Entries supplied:
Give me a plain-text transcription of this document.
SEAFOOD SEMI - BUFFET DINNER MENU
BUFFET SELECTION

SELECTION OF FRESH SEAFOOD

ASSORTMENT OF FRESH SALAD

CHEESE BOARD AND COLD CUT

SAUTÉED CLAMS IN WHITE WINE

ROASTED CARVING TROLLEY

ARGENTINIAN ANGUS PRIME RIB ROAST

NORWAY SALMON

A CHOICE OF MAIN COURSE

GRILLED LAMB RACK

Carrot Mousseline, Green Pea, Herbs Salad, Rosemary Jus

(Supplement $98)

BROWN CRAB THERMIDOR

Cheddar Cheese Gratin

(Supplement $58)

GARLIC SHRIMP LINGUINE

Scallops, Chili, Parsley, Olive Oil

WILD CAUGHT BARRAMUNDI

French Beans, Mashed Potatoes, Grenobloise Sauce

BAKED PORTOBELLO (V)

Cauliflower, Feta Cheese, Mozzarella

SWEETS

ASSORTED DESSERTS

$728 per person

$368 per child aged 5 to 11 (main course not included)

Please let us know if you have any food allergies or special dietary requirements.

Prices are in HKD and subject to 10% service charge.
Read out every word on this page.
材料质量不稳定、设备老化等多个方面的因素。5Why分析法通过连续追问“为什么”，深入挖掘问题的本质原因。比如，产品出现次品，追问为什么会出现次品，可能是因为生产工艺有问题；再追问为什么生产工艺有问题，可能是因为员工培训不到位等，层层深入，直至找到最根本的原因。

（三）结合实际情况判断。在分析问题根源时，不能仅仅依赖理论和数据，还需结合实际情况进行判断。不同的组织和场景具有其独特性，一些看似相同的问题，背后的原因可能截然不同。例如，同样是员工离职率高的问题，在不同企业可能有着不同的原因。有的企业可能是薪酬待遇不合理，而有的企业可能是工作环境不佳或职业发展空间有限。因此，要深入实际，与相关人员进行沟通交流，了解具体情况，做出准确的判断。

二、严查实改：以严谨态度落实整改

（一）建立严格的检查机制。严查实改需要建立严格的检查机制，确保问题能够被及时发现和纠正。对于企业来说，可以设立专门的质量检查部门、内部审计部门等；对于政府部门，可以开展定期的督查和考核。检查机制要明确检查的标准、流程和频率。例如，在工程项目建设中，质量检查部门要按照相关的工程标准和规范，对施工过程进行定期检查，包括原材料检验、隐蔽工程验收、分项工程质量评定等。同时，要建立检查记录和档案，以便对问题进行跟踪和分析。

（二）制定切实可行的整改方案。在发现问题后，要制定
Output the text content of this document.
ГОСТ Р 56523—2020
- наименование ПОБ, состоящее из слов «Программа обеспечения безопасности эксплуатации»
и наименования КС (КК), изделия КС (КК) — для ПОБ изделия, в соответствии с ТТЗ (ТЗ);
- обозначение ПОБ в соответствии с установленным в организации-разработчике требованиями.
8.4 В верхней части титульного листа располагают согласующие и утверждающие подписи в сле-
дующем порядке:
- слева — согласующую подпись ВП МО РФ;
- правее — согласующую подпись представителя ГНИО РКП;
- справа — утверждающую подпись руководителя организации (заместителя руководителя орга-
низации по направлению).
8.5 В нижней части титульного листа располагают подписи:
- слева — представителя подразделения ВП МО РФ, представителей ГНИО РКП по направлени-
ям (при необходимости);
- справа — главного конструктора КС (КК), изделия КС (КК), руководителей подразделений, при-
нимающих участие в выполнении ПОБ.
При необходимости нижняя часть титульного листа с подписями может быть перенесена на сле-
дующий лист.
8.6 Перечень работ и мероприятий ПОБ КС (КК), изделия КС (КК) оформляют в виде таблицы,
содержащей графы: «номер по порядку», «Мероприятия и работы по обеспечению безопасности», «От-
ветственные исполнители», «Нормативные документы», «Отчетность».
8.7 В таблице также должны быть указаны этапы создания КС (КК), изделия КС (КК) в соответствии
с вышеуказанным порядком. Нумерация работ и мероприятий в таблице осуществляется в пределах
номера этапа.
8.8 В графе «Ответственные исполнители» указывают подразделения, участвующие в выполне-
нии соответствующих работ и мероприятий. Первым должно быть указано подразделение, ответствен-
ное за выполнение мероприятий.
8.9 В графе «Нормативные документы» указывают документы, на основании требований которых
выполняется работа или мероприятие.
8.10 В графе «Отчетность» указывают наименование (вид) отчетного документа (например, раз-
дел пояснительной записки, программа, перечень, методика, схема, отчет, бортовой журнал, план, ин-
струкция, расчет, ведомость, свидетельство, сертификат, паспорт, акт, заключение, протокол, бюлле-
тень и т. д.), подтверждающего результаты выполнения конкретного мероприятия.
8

Work required: Each record must be returned exactly as it is written.

Exercise solution:
Give me a plain-text transcription of this document.
SEAFOOD SEMI - BUFFET DINNER MENU
BUFFET SELECTION

SELECTION OF FRESH SEAFOOD

ASSORTMENT OF FRESH SALAD

CHEESE BOARD AND COLD CUT

SAUTÉED CLAMS IN WHITE WINE

ROASTED CARVING TROLLEY

ARGENTINIAN ANGUS PRIME RIB ROAST

NORWAY SALMON

A CHOICE OF MAIN COURSE

GRILLED LAMB RACK

Carrot Mousseline, Green Pea, Herbs Salad, Rosemary Jus

(Supplement $98)

BROWN CRAB THERMIDOR

Cheddar Cheese Gratin

(Supplement $58)

GARLIC SHRIMP LINGUINE

Scallops, Chili, Parsley, Olive Oil

WILD CAUGHT BARRAMUNDI

French Beans, Mashed Potatoes, Grenobloise Sauce

BAKED PORTOBELLO (V)

Cauliflower, Feta Cheese, Mozzarella

SWEETS

ASSORTED DESSERTS

$728 per person

$368 per child aged 5 to 11 (main course not included)

Please let us know if you have any food allergies or special dietary requirements.

Prices are in HKD and subject to 10% service charge.
Read out every word on this page.
材料质量不稳定、设备老化等多个方面的因素。5Why分析法通过连续追问“为什么”，深入挖掘问题的本质原因。比如，产品出现次品，追问为什么会出现次品，可能是因为生产工艺有问题；再追问为什么生产工艺有问题，可能是因为员工培训不到位等，层层深入，直至找到最根本的原因。

（三）结合实际情况判断。在分析问题根源时，不能仅仅依赖理论和数据，还需结合实际情况进行判断。不同的组织和场景具有其独特性，一些看似相同的问题，背后的原因可能截然不同。例如，同样是员工离职率高的问题，在不同企业可能有着不同的原因。有的企业可能是薪酬待遇不合理，而有的企业可能是工作环境不佳或职业发展空间有限。因此，要深入实际，与相关人员进行沟通交流，了解具体情况，做出准确的判断。

二、严查实改：以严谨态度落实整改

（一）建立严格的检查机制。严查实改需要建立严格的检查机制，确保问题能够被及时发现和纠正。对于企业来说，可以设立专门的质量检查部门、内部审计部门等；对于政府部门，可以开展定期的督查和考核。检查机制要明确检查的标准、流程和频率。例如，在工程项目建设中，质量检查部门要按照相关的工程标准和规范，对施工过程进行定期检查，包括原材料检验、隐蔽工程验收、分项工程质量评定等。同时，要建立检查记录和档案，以便对问题进行跟踪和分析。

（二）制定切实可行的整改方案。在发现问题后，要制定
Output the text content of this document.
ГОСТ Р 56523—2020
- наименование ПОБ, состоящее из слов «Программа обеспечения безопасности эксплуатации»
и наименования КС (КК), изделия КС (КК) — для ПОБ изделия, в соответствии с ТТЗ (ТЗ);
- обозначение ПОБ в соответствии с установленным в организации-разработчике требованиями.
8.4 В верхней части титульного листа располагают согласующие и утверждающие подписи в сле-
дующем порядке:
- слева — согласующую подпись ВП МО РФ;
- правее — согласующую подпись представителя ГНИО РКП;
- справа — утверждающую подпись руководителя организации (заместителя руководителя орга-
низации по направлению).
8.5 В нижней части титульного листа располагают подписи:
- слева — представителя подразделения ВП МО РФ, представителей ГНИО РКП по направлени-
ям (при необходимости);
- справа — главного конструктора КС (КК), изделия КС (КК), руководителей подразделений, при-
нимающих участие в выполнении ПОБ.
При необходимости нижняя часть титульного листа с подписями может быть перенесена на сле-
дующий лист.
8.6 Перечень работ и мероприятий ПОБ КС (КК), изделия КС (КК) оформляют в виде таблицы,
содержащей графы: «номер по порядку», «Мероприятия и работы по обеспечению безопасности», «От-
ветственные исполнители», «Нормативные документы», «Отчетность».
8.7 В таблице также должны быть указаны этапы создания КС (КК), изделия КС (КК) в соответствии
с вышеуказанным порядком. Нумерация работ и мероприятий в таблице осуществляется в пределах
номера этапа.
8.8 В графе «Ответственные исполнители» указывают подразделения, участвующие в выполне-
нии соответствующих работ и мероприятий. Первым должно быть указано подразделение, ответствен-
ное за выполнение мероприятий.
8.9 В графе «Нормативные документы» указывают документы, на основании требований которых
выполняется работа или мероприятие.
8.10 В графе «Отчетность» указывают наименование (вид) отчетного документа (например, раз-
дел пояснительной записки, программа, перечень, методика, схема, отчет, бортовой журнал, план, ин-
струкция, расчет, ведомость, свидетельство, сертификат, паспорт, акт, заключение, протокол, бюлле-
тень и т. д.), подтверждающего результаты выполнения конкретного мероприятия.
8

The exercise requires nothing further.